Our objective from this podcast series remains to educate senior level marketers & thought leaders to help them solve some of the most quizzing marketing questions propping up right now.

Join the conversation to access actionable advice shared in an incredibly insightful way.

Karl Smith works as leader and consultant, CEO, CIO, CTO, CDO or CXO to deliver the change clients are seeking. He has established both new businesses and core competencies in existing businesses that directly impact efficiency, market capability and value creation.

Working with legacy or greenfield contexts he turns them into successful ecosystems, engagements, revenue generating offerings though a Business Agility, Organizational Design (Agility), Lean-Agile Leadership and Human Centered (UX and CX strategy) Design.

Key Takeaway

  • What Agile marketing is all about, and why it is so important in helping you gain a competitive advantage in your marketing operations.
  • What are the short and long-term benefits of a genuine Agile transformation?
  • With the onset of groundbreaking technological innovations in AI and AR/VR, how technology could evolve human experience?

Full Transcript of Podcast with Karl Smith

Andrew Newby: Hello everyone. My name is Andrew Newby and I'm hosting a series of iResearch services podcasts over the coming weeks. These are intended to educate senior level marketers and thought leaders as to how to address some of the more challenging and exciting issues facing them currently. Our topic today is that of agile practices and behaviors. And with that, I'd like to welcome today's guest expert Karl Smith. Karl Smith is a fellow of the British Computer Society. Many works as an entering consultant, CIO CTO, or CXO, but also joins companies on a path [inaudible 00:30] to deliver the [inaudible 00:40]. He has a track record since 1989 of designing, launching, and delivering global and national new business models, organizational designs, professional services, capabilities, and client services, working with venture capitalists, consulting companies, or being hired directly by clients. Karl has been a non-partisan UK government advisor since 2008 and in November, 2017, spoke on a panel in the house of Lords in regard to psychology around fake news. Karl has always been fascinated by how technology can augment the lives of humans. To quote, Karl directly, "My desire was not to build things that humans already do, but to find out how technology could evolve our human experience." Karl Smith, Karl, welcome, and thank you for sharing your insights with those things.

Karl Smith: Thank you, very nice to be here.

================================

GIVEN REQUEST A
Please output everything in the podcast introduction from "Karl Smith works" down to "evolve human experience?", copied word for word.

DATA RECORDS
================================

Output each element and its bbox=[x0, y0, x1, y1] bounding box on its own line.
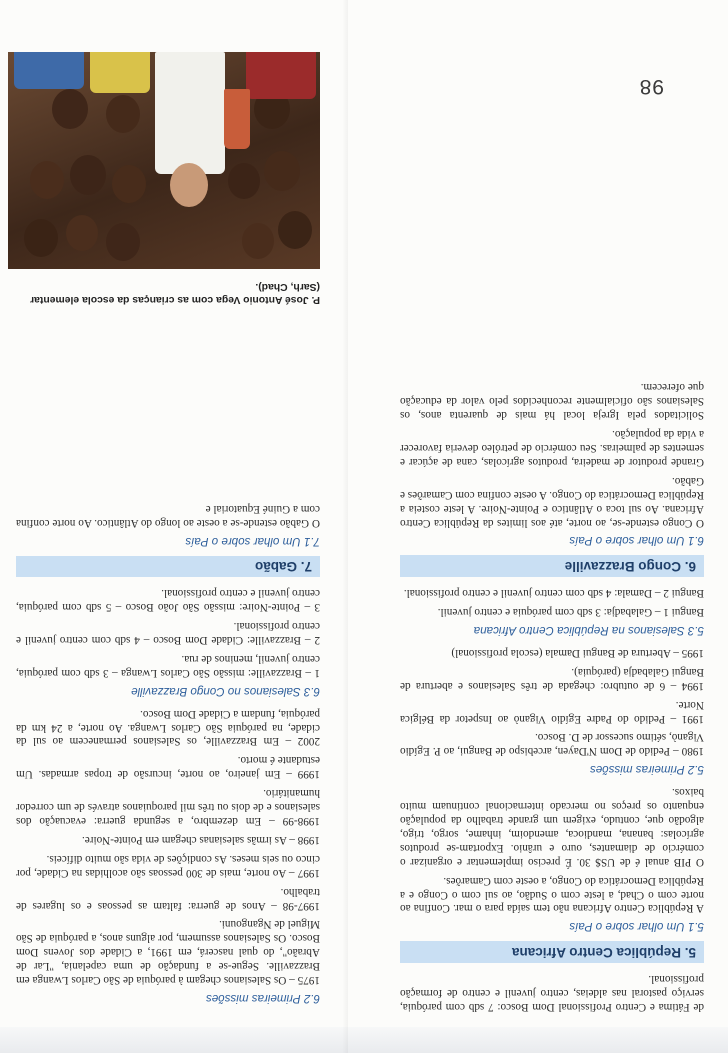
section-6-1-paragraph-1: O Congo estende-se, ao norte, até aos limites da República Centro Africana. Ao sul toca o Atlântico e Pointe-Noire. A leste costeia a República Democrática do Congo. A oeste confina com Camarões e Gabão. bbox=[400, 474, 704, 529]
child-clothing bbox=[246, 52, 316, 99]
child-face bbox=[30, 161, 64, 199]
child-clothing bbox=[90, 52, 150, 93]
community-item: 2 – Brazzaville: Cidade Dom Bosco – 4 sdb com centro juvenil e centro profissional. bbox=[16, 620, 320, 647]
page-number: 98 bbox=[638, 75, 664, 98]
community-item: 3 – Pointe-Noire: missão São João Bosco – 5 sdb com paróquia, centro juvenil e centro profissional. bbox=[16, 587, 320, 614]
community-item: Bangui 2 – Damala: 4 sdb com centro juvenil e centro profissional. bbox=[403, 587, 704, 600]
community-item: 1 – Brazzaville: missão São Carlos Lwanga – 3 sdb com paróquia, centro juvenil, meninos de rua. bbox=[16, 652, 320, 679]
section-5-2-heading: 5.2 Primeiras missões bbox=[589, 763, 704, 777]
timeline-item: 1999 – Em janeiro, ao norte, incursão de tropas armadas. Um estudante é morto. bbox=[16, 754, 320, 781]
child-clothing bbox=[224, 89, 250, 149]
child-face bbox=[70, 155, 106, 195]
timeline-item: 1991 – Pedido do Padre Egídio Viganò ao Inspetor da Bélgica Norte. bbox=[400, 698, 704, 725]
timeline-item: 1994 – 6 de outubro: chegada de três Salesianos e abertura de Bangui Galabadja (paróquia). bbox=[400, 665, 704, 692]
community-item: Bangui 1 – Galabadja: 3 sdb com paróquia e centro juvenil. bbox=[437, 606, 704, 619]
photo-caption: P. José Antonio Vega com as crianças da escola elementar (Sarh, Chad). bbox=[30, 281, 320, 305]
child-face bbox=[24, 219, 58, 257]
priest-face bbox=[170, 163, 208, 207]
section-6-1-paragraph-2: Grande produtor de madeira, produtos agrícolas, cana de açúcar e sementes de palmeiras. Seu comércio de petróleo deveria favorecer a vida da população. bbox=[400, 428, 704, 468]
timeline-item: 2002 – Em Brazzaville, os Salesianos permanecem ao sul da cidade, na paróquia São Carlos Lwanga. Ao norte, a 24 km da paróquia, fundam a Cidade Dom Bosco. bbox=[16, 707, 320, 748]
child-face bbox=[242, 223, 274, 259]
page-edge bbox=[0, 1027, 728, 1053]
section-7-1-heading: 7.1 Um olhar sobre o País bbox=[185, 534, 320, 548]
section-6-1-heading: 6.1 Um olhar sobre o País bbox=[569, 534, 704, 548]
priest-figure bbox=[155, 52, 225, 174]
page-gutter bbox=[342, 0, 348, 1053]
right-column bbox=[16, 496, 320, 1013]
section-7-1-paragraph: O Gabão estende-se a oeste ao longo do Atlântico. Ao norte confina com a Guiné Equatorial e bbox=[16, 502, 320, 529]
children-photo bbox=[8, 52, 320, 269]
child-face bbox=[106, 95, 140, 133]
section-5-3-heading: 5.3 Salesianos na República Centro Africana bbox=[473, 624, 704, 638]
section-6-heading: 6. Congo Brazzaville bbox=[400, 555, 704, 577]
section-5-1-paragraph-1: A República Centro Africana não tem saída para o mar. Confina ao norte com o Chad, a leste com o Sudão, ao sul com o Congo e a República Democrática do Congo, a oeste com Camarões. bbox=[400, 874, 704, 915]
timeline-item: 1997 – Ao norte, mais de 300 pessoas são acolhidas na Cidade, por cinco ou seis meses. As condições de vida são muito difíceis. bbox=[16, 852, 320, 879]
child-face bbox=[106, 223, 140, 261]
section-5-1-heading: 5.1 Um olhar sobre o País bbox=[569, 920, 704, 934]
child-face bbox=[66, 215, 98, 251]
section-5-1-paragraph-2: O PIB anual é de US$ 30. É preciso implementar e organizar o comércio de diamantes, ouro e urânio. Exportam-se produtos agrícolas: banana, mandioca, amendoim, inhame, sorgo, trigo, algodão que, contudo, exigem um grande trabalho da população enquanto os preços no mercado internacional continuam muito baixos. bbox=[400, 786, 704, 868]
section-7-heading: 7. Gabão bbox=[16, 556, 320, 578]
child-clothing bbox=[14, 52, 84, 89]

================================

GIVEN REQUEST B
Return everything in the records from the line containing "section-6-1-paragraph-1: O Congo" down to the line containing "community-item: Bangui 2", both included, reproduced verbatim.

EXERCISE SOLUTION A
Karl Smith works as leader and consultant, CEO, CIO, CTO, CDO or CXO to deliver the change clients are seeking. He has established both new businesses and core competencies in existing businesses that directly impact efficiency, market capability and value creation.

Working with legacy or greenfield contexts he turns them into successful ecosystems, engagements, revenue generating offerings though a Business Agility, Organizational Design (Agility), Lean-Agile Leadership and Human Centered (UX and CX strategy) Design.

Key Takeaway

  • What Agile marketing is all about, and why it is so important in helping you gain a competitive advantage in your marketing operations.
  • What are the short and long-term benefits of a genuine Agile transformation?
  • With the onset of groundbreaking technological innovations in AI and AR/VR, how technology could evolve human experience?

EXERCISE SOLUTION B
section-6-1-paragraph-1: O Congo estende-se, ao norte, até aos limites da República Centro Africana. Ao sul toca o Atlântico e Pointe-Noire. A leste costeia a República Democrática do Congo. A oeste confina com Camarões e Gabão. bbox=[400, 474, 704, 529]
child-clothing bbox=[246, 52, 316, 99]
child-face bbox=[30, 161, 64, 199]
child-clothing bbox=[90, 52, 150, 93]
community-item: 2 – Brazzaville: Cidade Dom Bosco – 4 sdb com centro juvenil e centro profissional. bbox=[16, 620, 320, 647]
page-number: 98 bbox=[638, 75, 664, 98]
community-item: 3 – Pointe-Noire: missão São João Bosco – 5 sdb com paróquia, centro juvenil e centro profissional. bbox=[16, 587, 320, 614]
community-item: Bangui 2 – Damala: 4 sdb com centro juvenil e centro profissional. bbox=[403, 587, 704, 600]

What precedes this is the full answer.